*** DATA LINES

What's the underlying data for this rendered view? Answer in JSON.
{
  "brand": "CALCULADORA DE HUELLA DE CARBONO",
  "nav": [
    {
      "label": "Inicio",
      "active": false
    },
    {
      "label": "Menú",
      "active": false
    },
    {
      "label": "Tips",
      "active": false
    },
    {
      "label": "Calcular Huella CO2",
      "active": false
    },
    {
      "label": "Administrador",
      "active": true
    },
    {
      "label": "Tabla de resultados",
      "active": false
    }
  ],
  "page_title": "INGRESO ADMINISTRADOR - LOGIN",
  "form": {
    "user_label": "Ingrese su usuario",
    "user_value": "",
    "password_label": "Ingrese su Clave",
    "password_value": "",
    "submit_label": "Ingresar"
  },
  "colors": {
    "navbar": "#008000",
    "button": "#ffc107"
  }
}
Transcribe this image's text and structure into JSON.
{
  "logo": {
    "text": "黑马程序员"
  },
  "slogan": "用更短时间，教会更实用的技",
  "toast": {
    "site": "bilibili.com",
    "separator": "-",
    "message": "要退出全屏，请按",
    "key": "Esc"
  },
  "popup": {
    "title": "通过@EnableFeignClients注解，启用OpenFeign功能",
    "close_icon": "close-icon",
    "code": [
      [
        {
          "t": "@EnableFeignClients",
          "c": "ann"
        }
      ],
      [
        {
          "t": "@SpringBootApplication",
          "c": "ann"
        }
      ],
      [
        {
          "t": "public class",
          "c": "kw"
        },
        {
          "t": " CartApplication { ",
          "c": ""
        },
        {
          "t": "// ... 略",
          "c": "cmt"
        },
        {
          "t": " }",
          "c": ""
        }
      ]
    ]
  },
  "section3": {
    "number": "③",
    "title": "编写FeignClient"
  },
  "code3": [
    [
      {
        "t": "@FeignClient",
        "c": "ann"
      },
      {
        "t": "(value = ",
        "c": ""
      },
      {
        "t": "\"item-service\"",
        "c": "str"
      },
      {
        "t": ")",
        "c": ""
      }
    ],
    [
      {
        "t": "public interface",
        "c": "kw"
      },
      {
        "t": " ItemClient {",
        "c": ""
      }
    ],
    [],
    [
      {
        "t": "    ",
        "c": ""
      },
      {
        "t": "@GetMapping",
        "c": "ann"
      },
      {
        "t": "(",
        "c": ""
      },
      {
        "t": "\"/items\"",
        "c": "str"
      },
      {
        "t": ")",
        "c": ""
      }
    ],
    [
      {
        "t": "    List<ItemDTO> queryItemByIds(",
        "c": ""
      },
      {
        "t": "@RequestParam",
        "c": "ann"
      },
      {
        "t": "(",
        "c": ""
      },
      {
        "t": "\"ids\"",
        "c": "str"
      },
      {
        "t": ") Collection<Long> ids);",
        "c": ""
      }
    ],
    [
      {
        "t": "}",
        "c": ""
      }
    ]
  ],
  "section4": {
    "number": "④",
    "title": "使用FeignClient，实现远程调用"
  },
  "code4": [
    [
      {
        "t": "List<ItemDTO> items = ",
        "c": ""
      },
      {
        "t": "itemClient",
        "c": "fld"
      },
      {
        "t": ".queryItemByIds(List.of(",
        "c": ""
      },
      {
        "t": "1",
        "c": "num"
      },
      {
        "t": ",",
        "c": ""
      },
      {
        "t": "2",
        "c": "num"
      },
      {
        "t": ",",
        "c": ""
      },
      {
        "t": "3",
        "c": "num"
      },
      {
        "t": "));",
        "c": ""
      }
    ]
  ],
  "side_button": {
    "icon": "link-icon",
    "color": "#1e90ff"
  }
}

******

TASK TO CARRY OUT: State how many lines of the entries above include the word "this", offering no text other than the number.

CORRECT RESPONSE: 2